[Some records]
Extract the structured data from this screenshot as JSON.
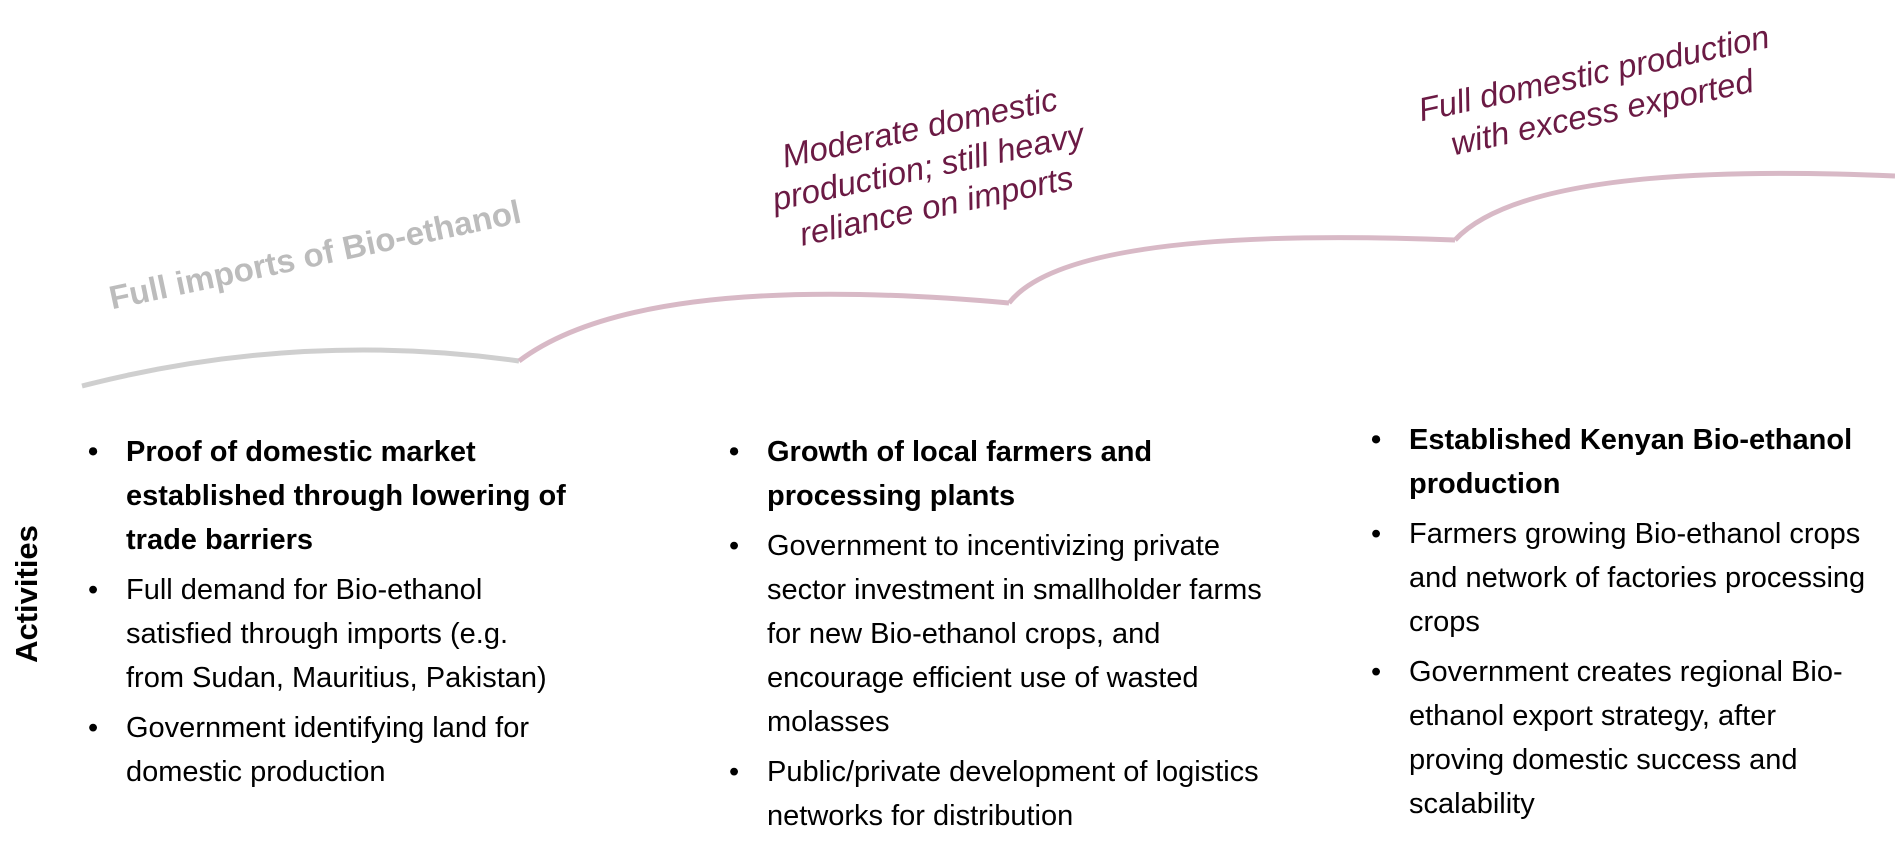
{
  "stages": [
    {
      "lines": [
        "Full imports of Bio-ethanol"
      ]
    },
    {
      "lines": [
        "Moderate domestic",
        "production; still heavy",
        "reliance on imports"
      ]
    },
    {
      "lines": [
        "Full domestic production",
        "with excess exported"
      ]
    }
  ],
  "side_label": "Activities",
  "columns": [
    {
      "items": [
        {
          "text": "Proof of domestic market established through lowering of trade barriers",
          "bold": true
        },
        {
          "text": "Full demand for Bio-ethanol satisfied through imports (e.g. from Sudan, Mauritius, Pakistan)",
          "bold": false
        },
        {
          "text": "Government identifying land for domestic production",
          "bold": false
        }
      ]
    },
    {
      "items": [
        {
          "text": "Growth of local farmers and processing plants",
          "bold": true
        },
        {
          "text": "Government to incentivizing private sector investment in smallholder farms for new Bio-ethanol crops, and encourage efficient use of wasted molasses",
          "bold": false
        },
        {
          "text": "Public/private development of logistics networks for distribution",
          "bold": false
        }
      ]
    },
    {
      "items": [
        {
          "text": "Established Kenyan Bio-ethanol production",
          "bold": true
        },
        {
          "text": "Farmers growing Bio-ethanol crops and network of factories processing crops",
          "bold": false
        },
        {
          "text": "Government creates regional Bio-ethanol export strategy, after proving domestic success and scalability",
          "bold": false
        }
      ]
    }
  ]
}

REQUEST: Restate the whole listing above exactly, please, omitting every image.

THE SOLUTION:
Extract the structured data from this screenshot as JSON.
{
  "stages": [
    {
      "lines": [
        "Full imports of Bio-ethanol"
      ]
    },
    {
      "lines": [
        "Moderate domestic",
        "production; still heavy",
        "reliance on imports"
      ]
    },
    {
      "lines": [
        "Full domestic production",
        "with excess exported"
      ]
    }
  ],
  "side_label": "Activities",
  "columns": [
    {
      "items": [
        {
          "text": "Proof of domestic market established through lowering of trade barriers",
          "bold": true
        },
        {
          "text": "Full demand for Bio-ethanol satisfied through imports (e.g. from Sudan, Mauritius, Pakistan)",
          "bold": false
        },
        {
          "text": "Government identifying land for domestic production",
          "bold": false
        }
      ]
    },
    {
      "items": [
        {
          "text": "Growth of local farmers and processing plants",
          "bold": true
        },
        {
          "text": "Government to incentivizing private sector investment in smallholder farms for new Bio-ethanol crops, and encourage efficient use of wasted molasses",
          "bold": false
        },
        {
          "text": "Public/private development of logistics networks for distribution",
          "bold": false
        }
      ]
    },
    {
      "items": [
        {
          "text": "Established Kenyan Bio-ethanol production",
          "bold": true
        },
        {
          "text": "Farmers growing Bio-ethanol crops and network of factories processing crops",
          "bold": false
        },
        {
          "text": "Government creates regional Bio-ethanol export strategy, after proving domestic success and scalability",
          "bold": false
        }
      ]
    }
  ]
}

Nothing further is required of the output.